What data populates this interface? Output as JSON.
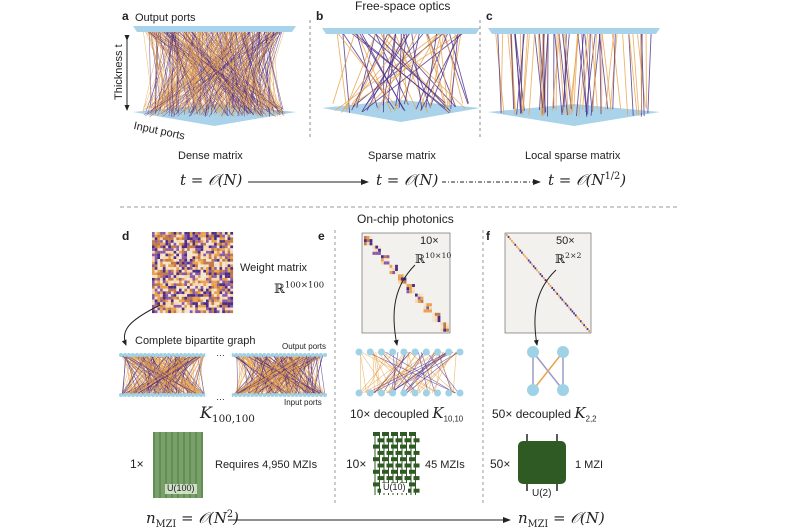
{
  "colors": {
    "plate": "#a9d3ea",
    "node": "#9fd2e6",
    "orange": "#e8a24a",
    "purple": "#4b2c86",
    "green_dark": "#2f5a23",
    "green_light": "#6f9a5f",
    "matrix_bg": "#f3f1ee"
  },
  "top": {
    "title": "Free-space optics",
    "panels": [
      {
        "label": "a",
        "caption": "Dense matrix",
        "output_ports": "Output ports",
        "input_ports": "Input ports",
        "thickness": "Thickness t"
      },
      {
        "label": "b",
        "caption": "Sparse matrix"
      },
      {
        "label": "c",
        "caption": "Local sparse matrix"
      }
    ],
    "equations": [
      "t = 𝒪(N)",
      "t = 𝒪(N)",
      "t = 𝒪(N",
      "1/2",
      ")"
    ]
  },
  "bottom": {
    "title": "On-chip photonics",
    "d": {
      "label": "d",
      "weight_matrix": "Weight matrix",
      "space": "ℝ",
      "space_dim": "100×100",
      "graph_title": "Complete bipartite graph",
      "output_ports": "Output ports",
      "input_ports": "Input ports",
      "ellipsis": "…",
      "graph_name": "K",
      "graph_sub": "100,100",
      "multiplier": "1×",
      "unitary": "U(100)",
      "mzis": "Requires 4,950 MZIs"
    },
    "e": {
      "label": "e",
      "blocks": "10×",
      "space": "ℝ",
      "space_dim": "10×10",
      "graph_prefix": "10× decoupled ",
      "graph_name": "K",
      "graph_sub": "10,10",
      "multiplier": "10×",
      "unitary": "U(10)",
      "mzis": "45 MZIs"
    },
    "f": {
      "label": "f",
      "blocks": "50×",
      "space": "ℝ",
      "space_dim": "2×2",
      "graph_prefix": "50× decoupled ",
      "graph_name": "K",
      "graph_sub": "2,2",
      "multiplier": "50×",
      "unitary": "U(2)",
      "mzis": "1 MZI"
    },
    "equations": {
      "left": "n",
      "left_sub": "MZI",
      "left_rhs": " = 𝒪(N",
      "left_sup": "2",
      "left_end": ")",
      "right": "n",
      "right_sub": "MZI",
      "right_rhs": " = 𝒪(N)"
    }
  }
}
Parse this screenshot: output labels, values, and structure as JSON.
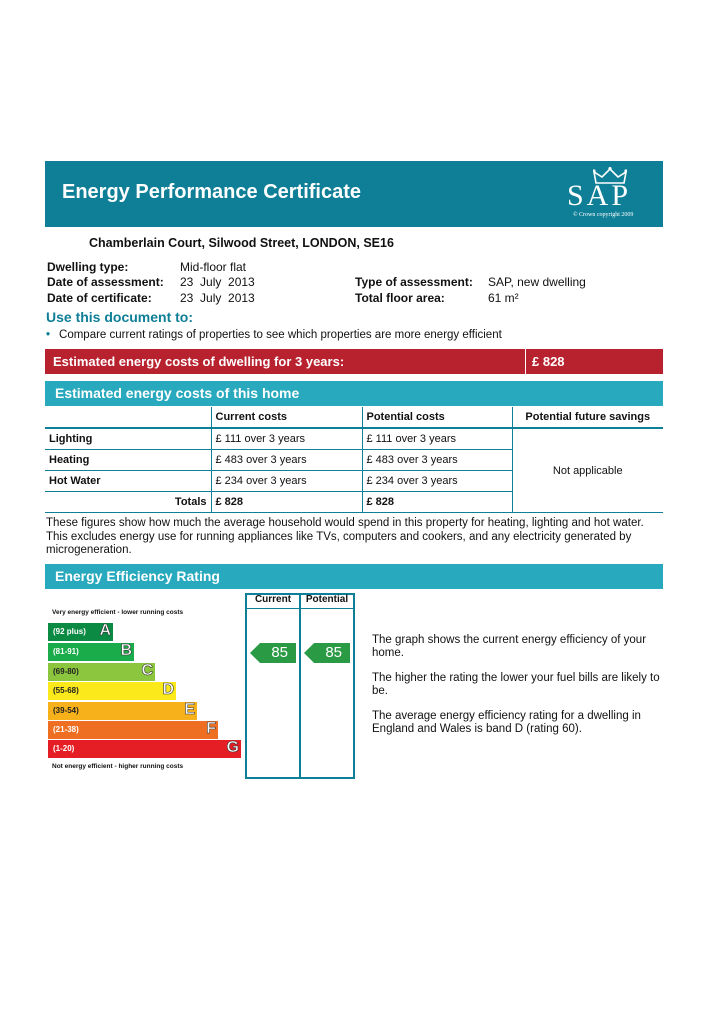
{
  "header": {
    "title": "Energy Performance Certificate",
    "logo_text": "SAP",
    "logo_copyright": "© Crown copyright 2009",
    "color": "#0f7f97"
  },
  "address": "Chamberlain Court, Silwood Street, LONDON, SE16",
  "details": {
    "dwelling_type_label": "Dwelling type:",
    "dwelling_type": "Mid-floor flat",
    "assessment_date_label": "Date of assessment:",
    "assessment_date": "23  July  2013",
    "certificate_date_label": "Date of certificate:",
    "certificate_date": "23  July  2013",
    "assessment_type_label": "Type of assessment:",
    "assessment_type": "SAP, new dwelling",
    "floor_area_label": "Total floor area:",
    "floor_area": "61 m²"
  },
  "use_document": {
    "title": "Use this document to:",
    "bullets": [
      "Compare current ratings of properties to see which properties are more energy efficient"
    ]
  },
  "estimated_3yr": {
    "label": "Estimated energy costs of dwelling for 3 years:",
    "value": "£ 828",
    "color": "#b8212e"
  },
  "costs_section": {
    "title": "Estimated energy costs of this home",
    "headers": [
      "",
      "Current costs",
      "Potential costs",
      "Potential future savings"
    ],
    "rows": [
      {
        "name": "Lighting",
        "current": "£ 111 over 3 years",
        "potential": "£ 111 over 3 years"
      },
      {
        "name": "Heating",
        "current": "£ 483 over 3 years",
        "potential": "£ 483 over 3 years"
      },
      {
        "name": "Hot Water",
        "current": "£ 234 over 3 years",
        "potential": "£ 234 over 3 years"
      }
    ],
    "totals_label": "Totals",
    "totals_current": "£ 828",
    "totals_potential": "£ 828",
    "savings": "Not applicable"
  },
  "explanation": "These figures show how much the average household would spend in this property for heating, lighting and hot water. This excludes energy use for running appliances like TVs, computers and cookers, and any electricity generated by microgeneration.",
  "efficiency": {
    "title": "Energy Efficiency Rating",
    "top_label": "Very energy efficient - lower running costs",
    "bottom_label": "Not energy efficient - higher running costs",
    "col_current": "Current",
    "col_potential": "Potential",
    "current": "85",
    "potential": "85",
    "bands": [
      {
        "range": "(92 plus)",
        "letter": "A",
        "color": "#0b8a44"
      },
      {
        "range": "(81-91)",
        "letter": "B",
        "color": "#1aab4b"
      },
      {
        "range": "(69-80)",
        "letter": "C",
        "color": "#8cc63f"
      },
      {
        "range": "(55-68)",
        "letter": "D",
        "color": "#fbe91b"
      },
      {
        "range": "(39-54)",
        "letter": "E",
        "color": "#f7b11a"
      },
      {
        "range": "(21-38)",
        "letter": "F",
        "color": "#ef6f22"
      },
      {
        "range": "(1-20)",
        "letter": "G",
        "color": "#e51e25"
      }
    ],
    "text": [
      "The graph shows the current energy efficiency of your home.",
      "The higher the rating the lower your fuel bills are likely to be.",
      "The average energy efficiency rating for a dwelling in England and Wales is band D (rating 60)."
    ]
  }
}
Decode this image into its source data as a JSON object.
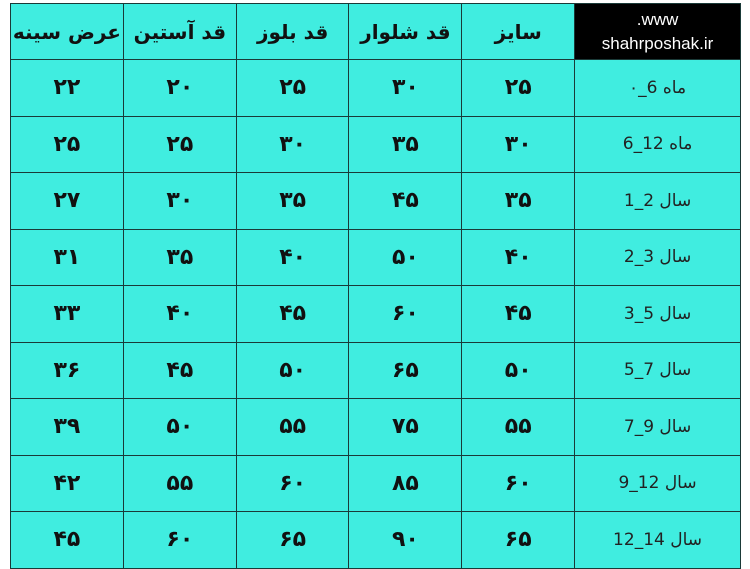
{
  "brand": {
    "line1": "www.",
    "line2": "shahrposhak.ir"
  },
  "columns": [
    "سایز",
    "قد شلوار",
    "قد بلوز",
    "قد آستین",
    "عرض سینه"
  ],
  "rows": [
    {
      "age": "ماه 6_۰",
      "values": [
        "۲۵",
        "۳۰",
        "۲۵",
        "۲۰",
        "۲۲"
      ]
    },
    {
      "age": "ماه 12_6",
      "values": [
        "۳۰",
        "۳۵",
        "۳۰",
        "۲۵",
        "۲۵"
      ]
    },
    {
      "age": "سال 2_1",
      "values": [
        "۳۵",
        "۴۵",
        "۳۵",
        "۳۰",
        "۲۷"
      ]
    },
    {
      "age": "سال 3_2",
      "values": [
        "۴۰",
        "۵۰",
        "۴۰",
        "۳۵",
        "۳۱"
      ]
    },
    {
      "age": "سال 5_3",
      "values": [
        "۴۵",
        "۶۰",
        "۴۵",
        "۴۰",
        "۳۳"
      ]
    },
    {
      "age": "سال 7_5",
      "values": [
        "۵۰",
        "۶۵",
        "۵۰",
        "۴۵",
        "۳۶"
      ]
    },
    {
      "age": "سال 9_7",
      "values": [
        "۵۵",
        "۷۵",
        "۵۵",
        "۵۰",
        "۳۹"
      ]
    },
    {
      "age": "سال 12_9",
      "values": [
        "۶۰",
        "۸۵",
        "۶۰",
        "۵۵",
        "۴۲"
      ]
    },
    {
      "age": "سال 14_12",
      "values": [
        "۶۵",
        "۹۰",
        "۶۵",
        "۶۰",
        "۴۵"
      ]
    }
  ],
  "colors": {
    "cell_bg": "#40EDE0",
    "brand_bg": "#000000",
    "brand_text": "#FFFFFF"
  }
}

STATED PROBLEM: Without the pictures, extract every entry verbatim.

SOLUTION:
What data populates this interface? Output as JSON.
{
  "colors": {
    "plate": "#a9d3ea",
    "node": "#9fd2e6",
    "orange": "#e8a24a",
    "purple": "#4b2c86",
    "green_dark": "#2f5a23",
    "green_light": "#6f9a5f",
    "matrix_bg": "#f3f1ee"
  },
  "top": {
    "title": "Free-space optics",
    "panels": [
      {
        "label": "a",
        "caption": "Dense matrix",
        "output_ports": "Output ports",
        "input_ports": "Input ports",
        "thickness": "Thickness t"
      },
      {
        "label": "b",
        "caption": "Sparse matrix"
      },
      {
        "label": "c",
        "caption": "Local sparse matrix"
      }
    ],
    "equations": [
      "t = 𝒪(N)",
      "t = 𝒪(N)",
      "t = 𝒪(N",
      "1/2",
      ")"
    ]
  },
  "bottom": {
    "title": "On-chip photonics",
    "d": {
      "label": "d",
      "weight_matrix": "Weight matrix",
      "space": "ℝ",
      "space_dim": "100×100",
      "graph_title": "Complete bipartite graph",
      "output_ports": "Output ports",
      "input_ports": "Input ports",
      "ellipsis": "…",
      "graph_name": "K",
      "graph_sub": "100,100",
      "multiplier": "1×",
      "unitary": "U(100)",
      "mzis": "Requires 4,950 MZIs"
    },
    "e": {
      "label": "e",
      "blocks": "10×",
      "space": "ℝ",
      "space_dim": "10×10",
      "graph_prefix": "10× decoupled ",
      "graph_name": "K",
      "graph_sub": "10,10",
      "multiplier": "10×",
      "unitary": "U(10)",
      "mzis": "45 MZIs"
    },
    "f": {
      "label": "f",
      "blocks": "50×",
      "space": "ℝ",
      "space_dim": "2×2",
      "graph_prefix": "50× decoupled ",
      "graph_name": "K",
      "graph_sub": "2,2",
      "multiplier": "50×",
      "unitary": "U(2)",
      "mzis": "1 MZI"
    },
    "equations": {
      "left": "n",
      "left_sub": "MZI",
      "left_rhs": " = 𝒪(N",
      "left_sup": "2",
      "left_end": ")",
      "right": "n",
      "right_sub": "MZI",
      "right_rhs": " = 𝒪(N)"
    }
  }
}
Parse this screenshot: output labels, values, and structure as JSON.
{
  "header": {
    "title": "Energy Performance Certificate",
    "logo_text": "SAP",
    "logo_copyright": "© Crown copyright 2009",
    "color": "#0f7f97"
  },
  "address": "Chamberlain Court, Silwood Street, LONDON, SE16",
  "details": {
    "dwelling_type_label": "Dwelling type:",
    "dwelling_type": "Mid-floor flat",
    "assessment_date_label": "Date of assessment:",
    "assessment_date": "23  July  2013",
    "certificate_date_label": "Date of certificate:",
    "certificate_date": "23  July  2013",
    "assessment_type_label": "Type of assessment:",
    "assessment_type": "SAP, new dwelling",
    "floor_area_label": "Total floor area:",
    "floor_area": "61 m²"
  },
  "use_document": {
    "title": "Use this document to:",
    "bullets": [
      "Compare current ratings of properties to see which properties are more energy efficient"
    ]
  },
  "estimated_3yr": {
    "label": "Estimated energy costs of dwelling for 3 years:",
    "value": "£ 828",
    "color": "#b8212e"
  },
  "costs_section": {
    "title": "Estimated energy costs of this home",
    "headers": [
      "",
      "Current costs",
      "Potential costs",
      "Potential future savings"
    ],
    "rows": [
      {
        "name": "Lighting",
        "current": "£ 111 over 3 years",
        "potential": "£ 111 over 3 years"
      },
      {
        "name": "Heating",
        "current": "£ 483 over 3 years",
        "potential": "£ 483 over 3 years"
      },
      {
        "name": "Hot Water",
        "current": "£ 234 over 3 years",
        "potential": "£ 234 over 3 years"
      }
    ],
    "totals_label": "Totals",
    "totals_current": "£ 828",
    "totals_potential": "£ 828",
    "savings": "Not applicable"
  },
  "explanation": "These figures show how much the average household would spend in this property for heating, lighting and hot water. This excludes energy use for running appliances like TVs, computers and cookers, and any electricity generated by microgeneration.",
  "efficiency": {
    "title": "Energy Efficiency Rating",
    "top_label": "Very energy efficient - lower running costs",
    "bottom_label": "Not energy efficient - higher running costs",
    "col_current": "Current",
    "col_potential": "Potential",
    "current": "85",
    "potential": "85",
    "bands": [
      {
        "range": "(92 plus)",
        "letter": "A",
        "color": "#0b8a44"
      },
      {
        "range": "(81-91)",
        "letter": "B",
        "color": "#1aab4b"
      },
      {
        "range": "(69-80)",
        "letter": "C",
        "color": "#8cc63f"
      },
      {
        "range": "(55-68)",
        "letter": "D",
        "color": "#fbe91b"
      },
      {
        "range": "(39-54)",
        "letter": "E",
        "color": "#f7b11a"
      },
      {
        "range": "(21-38)",
        "letter": "F",
        "color": "#ef6f22"
      },
      {
        "range": "(1-20)",
        "letter": "G",
        "color": "#e51e25"
      }
    ],
    "text": [
      "The graph shows the current energy efficiency of your home.",
      "The higher the rating the lower your fuel bills are likely to be.",
      "The average energy efficiency rating for a dwelling in England and Wales is band D (rating 60)."
    ]
  }
}
Decode this image into its source data as a JSON object.
{
  "brand": {
    "line1": "www.",
    "line2": "shahrposhak.ir"
  },
  "columns": [
    "سایز",
    "قد شلوار",
    "قد بلوز",
    "قد آستین",
    "عرض سینه"
  ],
  "rows": [
    {
      "age": "ماه 6_۰",
      "values": [
        "۲۵",
        "۳۰",
        "۲۵",
        "۲۰",
        "۲۲"
      ]
    },
    {
      "age": "ماه 12_6",
      "values": [
        "۳۰",
        "۳۵",
        "۳۰",
        "۲۵",
        "۲۵"
      ]
    },
    {
      "age": "سال 2_1",
      "values": [
        "۳۵",
        "۴۵",
        "۳۵",
        "۳۰",
        "۲۷"
      ]
    },
    {
      "age": "سال 3_2",
      "values": [
        "۴۰",
        "۵۰",
        "۴۰",
        "۳۵",
        "۳۱"
      ]
    },
    {
      "age": "سال 5_3",
      "values": [
        "۴۵",
        "۶۰",
        "۴۵",
        "۴۰",
        "۳۳"
      ]
    },
    {
      "age": "سال 7_5",
      "values": [
        "۵۰",
        "۶۵",
        "۵۰",
        "۴۵",
        "۳۶"
      ]
    },
    {
      "age": "سال 9_7",
      "values": [
        "۵۵",
        "۷۵",
        "۵۵",
        "۵۰",
        "۳۹"
      ]
    },
    {
      "age": "سال 12_9",
      "values": [
        "۶۰",
        "۸۵",
        "۶۰",
        "۵۵",
        "۴۲"
      ]
    },
    {
      "age": "سال 14_12",
      "values": [
        "۶۵",
        "۹۰",
        "۶۵",
        "۶۰",
        "۴۵"
      ]
    }
  ],
  "colors": {
    "cell_bg": "#40EDE0",
    "brand_bg": "#000000",
    "brand_text": "#FFFFFF"
  }
}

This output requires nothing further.